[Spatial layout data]
══════════════════════════════
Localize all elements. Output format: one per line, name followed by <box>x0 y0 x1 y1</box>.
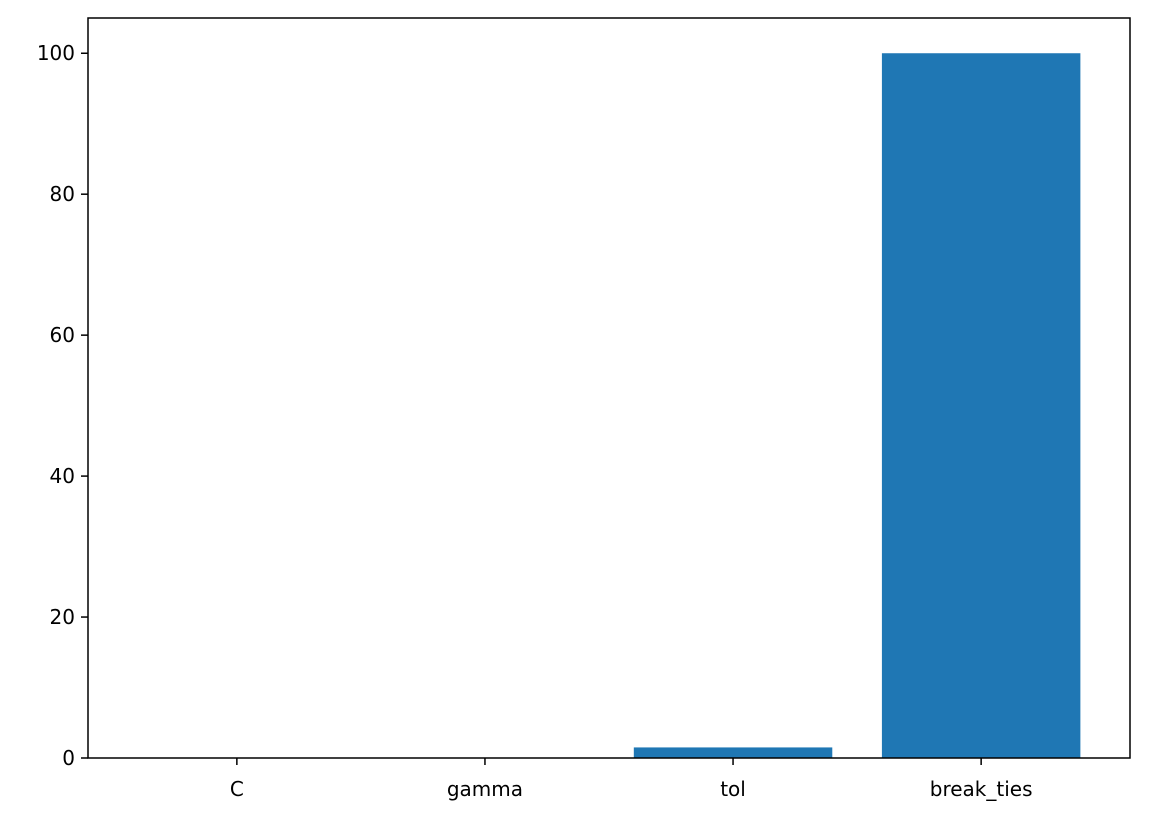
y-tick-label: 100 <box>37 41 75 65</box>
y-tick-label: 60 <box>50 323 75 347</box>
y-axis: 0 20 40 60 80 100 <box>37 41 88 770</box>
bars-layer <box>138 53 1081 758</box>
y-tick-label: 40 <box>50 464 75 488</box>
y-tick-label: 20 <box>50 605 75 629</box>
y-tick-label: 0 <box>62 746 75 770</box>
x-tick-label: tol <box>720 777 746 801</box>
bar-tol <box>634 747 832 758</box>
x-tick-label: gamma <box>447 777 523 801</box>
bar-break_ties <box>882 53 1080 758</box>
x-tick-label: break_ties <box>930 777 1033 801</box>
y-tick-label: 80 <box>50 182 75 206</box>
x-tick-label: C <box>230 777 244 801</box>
══════════════════════════════
#### [WHAT TO PRODUCE]
Starting at the beginning of the data and going through the line with "y-tick-label: 0 <box>62 746 75 770</box>", rewrite those lines with "Localize" replaced by "Identify" and nothing else changed. Leave out the picture.

#### [RESPONSE TO THIS TASK]
Identify all elements. Output format: one per line, name followed by <box>x0 y0 x1 y1</box>.
y-tick-label: 100 <box>37 41 75 65</box>
y-tick-label: 60 <box>50 323 75 347</box>
y-axis: 0 20 40 60 80 100 <box>37 41 88 770</box>
bars-layer <box>138 53 1081 758</box>
y-tick-label: 40 <box>50 464 75 488</box>
y-tick-label: 20 <box>50 605 75 629</box>
y-tick-label: 0 <box>62 746 75 770</box>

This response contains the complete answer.